__Given task__: Every line in the listing is to be echoed verbatim.

__Data in this exercise__:

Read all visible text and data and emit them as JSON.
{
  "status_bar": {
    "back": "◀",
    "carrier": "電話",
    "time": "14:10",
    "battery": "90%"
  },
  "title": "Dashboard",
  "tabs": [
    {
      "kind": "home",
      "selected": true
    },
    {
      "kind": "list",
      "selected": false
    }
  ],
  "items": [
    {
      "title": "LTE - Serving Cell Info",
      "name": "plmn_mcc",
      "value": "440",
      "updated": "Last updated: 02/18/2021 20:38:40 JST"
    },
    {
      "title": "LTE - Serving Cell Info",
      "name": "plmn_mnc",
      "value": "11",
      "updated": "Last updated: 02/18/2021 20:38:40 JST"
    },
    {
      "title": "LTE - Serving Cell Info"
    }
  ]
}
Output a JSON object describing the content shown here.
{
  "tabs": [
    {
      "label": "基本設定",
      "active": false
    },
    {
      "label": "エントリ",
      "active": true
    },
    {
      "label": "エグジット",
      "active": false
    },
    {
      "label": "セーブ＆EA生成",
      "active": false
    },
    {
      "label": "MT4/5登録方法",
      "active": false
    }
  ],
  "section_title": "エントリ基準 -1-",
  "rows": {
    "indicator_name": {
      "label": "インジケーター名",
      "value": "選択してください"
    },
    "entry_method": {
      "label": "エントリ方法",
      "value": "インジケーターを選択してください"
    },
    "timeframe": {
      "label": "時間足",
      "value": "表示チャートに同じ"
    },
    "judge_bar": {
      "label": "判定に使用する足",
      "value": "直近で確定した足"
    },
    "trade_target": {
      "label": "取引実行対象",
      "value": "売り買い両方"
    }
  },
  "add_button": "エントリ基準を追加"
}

__Response__:
Read all visible text and data and emit them as JSON.
{
  "status_bar": {
    "back": "◀",
    "carrier": "電話",
    "time": "14:10",
    "battery": "90%"
  },
  "title": "Dashboard",
  "tabs": [
    {
      "kind": "home",
      "selected": true
    },
    {
      "kind": "list",
      "selected": false
    }
  ],
  "items": [
    {
      "title": "LTE - Serving Cell Info",
      "name": "plmn_mcc",
      "value": "440",
      "updated": "Last updated: 02/18/2021 20:38:40 JST"
    },
    {
      "title": "LTE - Serving Cell Info",
      "name": "plmn_mnc",
      "value": "11",
      "updated": "Last updated: 02/18/2021 20:38:40 JST"
    },
    {
      "title": "LTE - Serving Cell Info"
    }
  ]
}
Output a JSON object describing the content shown here.
{
  "tabs": [
    {
      "label": "基本設定",
      "active": false
    },
    {
      "label": "エントリ",
      "active": true
    },
    {
      "label": "エグジット",
      "active": false
    },
    {
      "label": "セーブ＆EA生成",
      "active": false
    },
    {
      "label": "MT4/5登録方法",
      "active": false
    }
  ],
  "section_title": "エントリ基準 -1-",
  "rows": {
    "indicator_name": {
      "label": "インジケーター名",
      "value": "選択してください"
    },
    "entry_method": {
      "label": "エントリ方法",
      "value": "インジケーターを選択してください"
    },
    "timeframe": {
      "label": "時間足",
      "value": "表示チャートに同じ"
    },
    "judge_bar": {
      "label": "判定に使用する足",
      "value": "直近で確定した足"
    },
    "trade_target": {
      "label": "取引実行対象",
      "value": "売り買い両方"
    }
  },
  "add_button": "エントリ基準を追加"
}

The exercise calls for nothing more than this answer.